Stated goal
Only the number is wanted: how many lines in the data contain "Ocean"?

Given data
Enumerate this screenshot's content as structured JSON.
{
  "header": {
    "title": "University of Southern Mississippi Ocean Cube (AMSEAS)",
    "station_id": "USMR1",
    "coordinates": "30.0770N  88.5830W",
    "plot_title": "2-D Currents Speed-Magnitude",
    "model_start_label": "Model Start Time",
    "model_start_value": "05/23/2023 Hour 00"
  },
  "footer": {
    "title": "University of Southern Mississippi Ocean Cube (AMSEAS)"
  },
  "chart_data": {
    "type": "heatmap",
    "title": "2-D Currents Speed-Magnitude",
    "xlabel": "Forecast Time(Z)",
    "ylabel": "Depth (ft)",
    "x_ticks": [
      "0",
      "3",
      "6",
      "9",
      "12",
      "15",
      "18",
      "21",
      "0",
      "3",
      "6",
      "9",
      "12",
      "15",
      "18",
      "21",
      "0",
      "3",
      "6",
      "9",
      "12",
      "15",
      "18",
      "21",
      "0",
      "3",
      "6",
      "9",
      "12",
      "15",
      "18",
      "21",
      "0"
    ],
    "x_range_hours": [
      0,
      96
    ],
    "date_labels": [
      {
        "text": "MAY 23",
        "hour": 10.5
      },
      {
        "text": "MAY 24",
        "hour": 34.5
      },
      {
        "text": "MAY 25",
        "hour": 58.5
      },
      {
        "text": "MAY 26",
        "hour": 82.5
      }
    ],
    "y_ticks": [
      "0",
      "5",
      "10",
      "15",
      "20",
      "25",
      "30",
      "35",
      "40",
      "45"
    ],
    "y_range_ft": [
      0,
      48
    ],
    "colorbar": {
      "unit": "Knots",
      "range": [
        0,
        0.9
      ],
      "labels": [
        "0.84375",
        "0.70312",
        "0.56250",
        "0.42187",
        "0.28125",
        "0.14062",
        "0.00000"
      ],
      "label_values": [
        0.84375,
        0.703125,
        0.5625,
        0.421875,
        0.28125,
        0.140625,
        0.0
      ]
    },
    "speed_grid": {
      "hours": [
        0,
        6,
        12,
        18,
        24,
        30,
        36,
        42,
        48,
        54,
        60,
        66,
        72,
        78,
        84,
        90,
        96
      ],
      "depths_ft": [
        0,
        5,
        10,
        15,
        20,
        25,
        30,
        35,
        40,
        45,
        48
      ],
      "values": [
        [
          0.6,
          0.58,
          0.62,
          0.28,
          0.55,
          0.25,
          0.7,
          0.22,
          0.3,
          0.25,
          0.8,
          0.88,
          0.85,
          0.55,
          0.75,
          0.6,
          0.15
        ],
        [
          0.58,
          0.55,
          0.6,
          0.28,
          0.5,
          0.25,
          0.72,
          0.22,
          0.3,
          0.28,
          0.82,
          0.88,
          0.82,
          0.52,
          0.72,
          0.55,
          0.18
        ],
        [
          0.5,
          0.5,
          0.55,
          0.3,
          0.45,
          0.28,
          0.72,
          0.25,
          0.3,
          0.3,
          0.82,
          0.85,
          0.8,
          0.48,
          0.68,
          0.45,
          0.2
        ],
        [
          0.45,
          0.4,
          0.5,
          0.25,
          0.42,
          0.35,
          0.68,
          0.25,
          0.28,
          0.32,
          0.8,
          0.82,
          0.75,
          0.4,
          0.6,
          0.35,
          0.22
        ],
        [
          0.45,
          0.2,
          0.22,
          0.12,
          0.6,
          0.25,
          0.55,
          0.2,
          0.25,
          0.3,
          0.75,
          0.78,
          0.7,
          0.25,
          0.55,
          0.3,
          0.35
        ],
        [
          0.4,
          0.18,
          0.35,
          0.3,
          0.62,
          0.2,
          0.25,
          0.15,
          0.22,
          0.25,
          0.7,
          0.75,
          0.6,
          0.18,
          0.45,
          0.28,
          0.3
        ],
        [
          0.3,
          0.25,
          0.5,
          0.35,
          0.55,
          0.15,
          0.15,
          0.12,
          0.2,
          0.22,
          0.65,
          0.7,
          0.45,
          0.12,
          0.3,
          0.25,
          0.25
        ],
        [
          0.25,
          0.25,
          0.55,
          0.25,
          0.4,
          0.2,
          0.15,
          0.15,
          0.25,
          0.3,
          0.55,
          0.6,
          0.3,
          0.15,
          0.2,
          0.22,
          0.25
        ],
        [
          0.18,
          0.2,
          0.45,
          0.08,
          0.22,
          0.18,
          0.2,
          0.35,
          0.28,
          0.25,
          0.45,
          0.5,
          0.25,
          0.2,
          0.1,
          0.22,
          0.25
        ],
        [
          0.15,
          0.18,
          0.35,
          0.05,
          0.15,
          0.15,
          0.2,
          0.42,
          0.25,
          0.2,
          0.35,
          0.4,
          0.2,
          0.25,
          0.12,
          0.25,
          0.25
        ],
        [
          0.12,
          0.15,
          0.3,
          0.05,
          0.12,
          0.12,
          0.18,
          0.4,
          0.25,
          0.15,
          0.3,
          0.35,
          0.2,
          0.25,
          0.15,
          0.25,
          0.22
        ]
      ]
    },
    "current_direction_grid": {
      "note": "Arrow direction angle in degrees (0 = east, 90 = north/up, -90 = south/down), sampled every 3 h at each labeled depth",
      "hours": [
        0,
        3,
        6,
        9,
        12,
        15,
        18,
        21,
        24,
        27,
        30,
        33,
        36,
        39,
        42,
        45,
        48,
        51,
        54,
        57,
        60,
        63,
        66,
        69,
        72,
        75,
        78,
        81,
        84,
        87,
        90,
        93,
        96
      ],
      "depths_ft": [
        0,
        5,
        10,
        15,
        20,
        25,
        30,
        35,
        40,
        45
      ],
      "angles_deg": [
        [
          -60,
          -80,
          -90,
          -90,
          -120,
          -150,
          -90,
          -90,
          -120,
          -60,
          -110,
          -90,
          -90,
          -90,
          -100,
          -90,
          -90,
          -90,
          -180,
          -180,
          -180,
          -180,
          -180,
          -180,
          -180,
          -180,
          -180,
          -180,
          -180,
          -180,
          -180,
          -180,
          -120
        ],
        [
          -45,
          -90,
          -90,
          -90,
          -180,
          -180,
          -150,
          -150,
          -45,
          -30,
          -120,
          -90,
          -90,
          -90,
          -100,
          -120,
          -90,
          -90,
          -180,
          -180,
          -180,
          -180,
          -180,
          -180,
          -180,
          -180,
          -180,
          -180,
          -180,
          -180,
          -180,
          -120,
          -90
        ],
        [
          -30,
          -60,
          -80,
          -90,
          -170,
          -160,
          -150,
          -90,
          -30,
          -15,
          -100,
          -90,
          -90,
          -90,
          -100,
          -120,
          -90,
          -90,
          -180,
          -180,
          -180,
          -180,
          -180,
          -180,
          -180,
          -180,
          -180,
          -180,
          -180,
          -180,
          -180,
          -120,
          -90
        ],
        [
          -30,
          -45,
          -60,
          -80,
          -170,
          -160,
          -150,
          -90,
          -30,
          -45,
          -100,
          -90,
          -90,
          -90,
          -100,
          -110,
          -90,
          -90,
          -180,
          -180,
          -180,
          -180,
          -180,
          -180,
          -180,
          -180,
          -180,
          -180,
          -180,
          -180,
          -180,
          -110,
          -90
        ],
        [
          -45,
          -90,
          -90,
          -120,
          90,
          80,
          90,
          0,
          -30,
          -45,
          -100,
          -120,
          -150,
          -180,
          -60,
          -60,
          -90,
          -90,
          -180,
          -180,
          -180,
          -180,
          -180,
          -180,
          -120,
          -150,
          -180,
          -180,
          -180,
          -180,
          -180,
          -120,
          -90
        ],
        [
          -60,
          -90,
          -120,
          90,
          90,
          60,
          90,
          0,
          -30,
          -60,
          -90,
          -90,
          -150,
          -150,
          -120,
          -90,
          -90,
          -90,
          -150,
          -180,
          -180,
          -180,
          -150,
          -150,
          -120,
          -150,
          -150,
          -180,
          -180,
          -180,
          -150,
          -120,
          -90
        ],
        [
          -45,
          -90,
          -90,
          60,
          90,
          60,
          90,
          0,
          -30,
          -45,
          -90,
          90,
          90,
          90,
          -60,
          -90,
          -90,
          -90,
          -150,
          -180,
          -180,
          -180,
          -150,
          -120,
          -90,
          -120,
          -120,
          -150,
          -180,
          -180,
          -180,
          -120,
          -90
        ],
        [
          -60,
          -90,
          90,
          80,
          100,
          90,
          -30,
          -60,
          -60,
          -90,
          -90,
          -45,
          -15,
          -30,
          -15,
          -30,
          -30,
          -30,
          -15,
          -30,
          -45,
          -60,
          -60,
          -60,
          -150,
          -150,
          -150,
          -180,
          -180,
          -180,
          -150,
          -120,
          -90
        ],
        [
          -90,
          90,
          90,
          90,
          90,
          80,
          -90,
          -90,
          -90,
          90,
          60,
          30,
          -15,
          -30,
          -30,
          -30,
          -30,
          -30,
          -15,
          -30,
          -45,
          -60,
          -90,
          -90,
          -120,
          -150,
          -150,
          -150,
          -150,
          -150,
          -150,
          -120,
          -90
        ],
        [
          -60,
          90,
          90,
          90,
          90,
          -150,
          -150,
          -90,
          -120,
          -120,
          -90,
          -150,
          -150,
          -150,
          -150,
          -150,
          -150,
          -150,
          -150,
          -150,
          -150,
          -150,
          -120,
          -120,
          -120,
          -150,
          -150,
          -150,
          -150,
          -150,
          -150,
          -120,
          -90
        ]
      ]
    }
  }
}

Solution for this problem
2